Directions –
Your task is to transcribe all of the records exactly and leave out the pictures.

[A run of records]

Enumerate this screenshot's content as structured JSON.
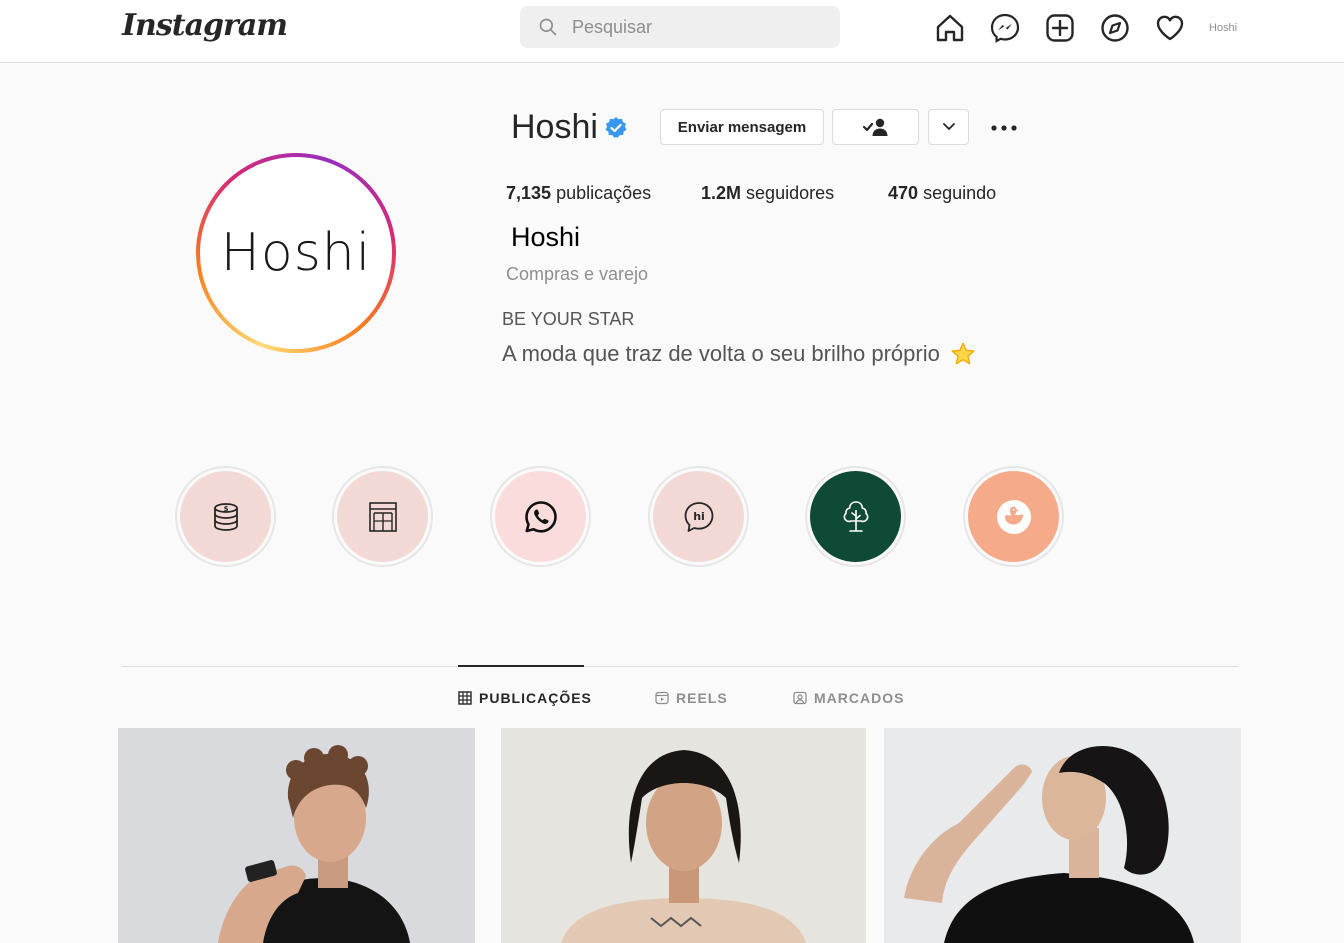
{
  "header": {
    "logo": "Instagram",
    "search_placeholder": "Pesquisar",
    "nav_icons": [
      "home-icon",
      "messenger-icon",
      "new-post-icon",
      "explore-icon",
      "activity-heart-icon"
    ],
    "user_label": "Hoshi"
  },
  "profile": {
    "avatar_text": "Hoshi",
    "username": "Hoshi",
    "verified": true,
    "message_button": "Enviar mensagem",
    "stats": {
      "posts_count": "7,135",
      "posts_label": "publicações",
      "followers_count": "1.2M",
      "followers_label": "seguidores",
      "following_count": "470",
      "following_label": "seguindo"
    },
    "full_name": "Hoshi",
    "category": "Compras e varejo",
    "bio_line1": "BE YOUR STAR",
    "bio_line2": "A moda que traz de volta o seu brilho próprio"
  },
  "highlights": [
    {
      "icon": "coins-icon",
      "bg": "#f2d9d6"
    },
    {
      "icon": "shop-icon",
      "bg": "#f2d9d6"
    },
    {
      "icon": "whatsapp-icon",
      "bg": "#fbdcdc"
    },
    {
      "icon": "hi-chat-icon",
      "bg": "#f2d9d6"
    },
    {
      "icon": "tree-icon",
      "bg": "#0e4a35"
    },
    {
      "icon": "duck-icon",
      "bg": "#f5aa8a"
    }
  ],
  "tabs": [
    {
      "label": "PUBLICAÇÕES",
      "icon": "grid-icon",
      "active": true
    },
    {
      "label": "REELS",
      "icon": "reels-icon",
      "active": false
    },
    {
      "label": "MARCADOS",
      "icon": "tagged-icon",
      "active": false
    }
  ],
  "colors": {
    "verified": "#3897f0",
    "text": "#262626",
    "muted": "#8e8e8e",
    "border": "#dbdbdb"
  }
}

Result below –
Enumerate this screenshot's content as structured JSON.
{
  "header": {
    "logo": "Instagram",
    "search_placeholder": "Pesquisar",
    "nav_icons": [
      "home-icon",
      "messenger-icon",
      "new-post-icon",
      "explore-icon",
      "activity-heart-icon"
    ],
    "user_label": "Hoshi"
  },
  "profile": {
    "avatar_text": "Hoshi",
    "username": "Hoshi",
    "verified": true,
    "message_button": "Enviar mensagem",
    "stats": {
      "posts_count": "7,135",
      "posts_label": "publicações",
      "followers_count": "1.2M",
      "followers_label": "seguidores",
      "following_count": "470",
      "following_label": "seguindo"
    },
    "full_name": "Hoshi",
    "category": "Compras e varejo",
    "bio_line1": "BE YOUR STAR",
    "bio_line2": "A moda que traz de volta o seu brilho próprio"
  },
  "highlights": [
    {
      "icon": "coins-icon",
      "bg": "#f2d9d6"
    },
    {
      "icon": "shop-icon",
      "bg": "#f2d9d6"
    },
    {
      "icon": "whatsapp-icon",
      "bg": "#fbdcdc"
    },
    {
      "icon": "hi-chat-icon",
      "bg": "#f2d9d6"
    },
    {
      "icon": "tree-icon",
      "bg": "#0e4a35"
    },
    {
      "icon": "duck-icon",
      "bg": "#f5aa8a"
    }
  ],
  "tabs": [
    {
      "label": "PUBLICAÇÕES",
      "icon": "grid-icon",
      "active": true
    },
    {
      "label": "REELS",
      "icon": "reels-icon",
      "active": false
    },
    {
      "label": "MARCADOS",
      "icon": "tagged-icon",
      "active": false
    }
  ],
  "colors": {
    "verified": "#3897f0",
    "text": "#262626",
    "muted": "#8e8e8e",
    "border": "#dbdbdb"
  }
}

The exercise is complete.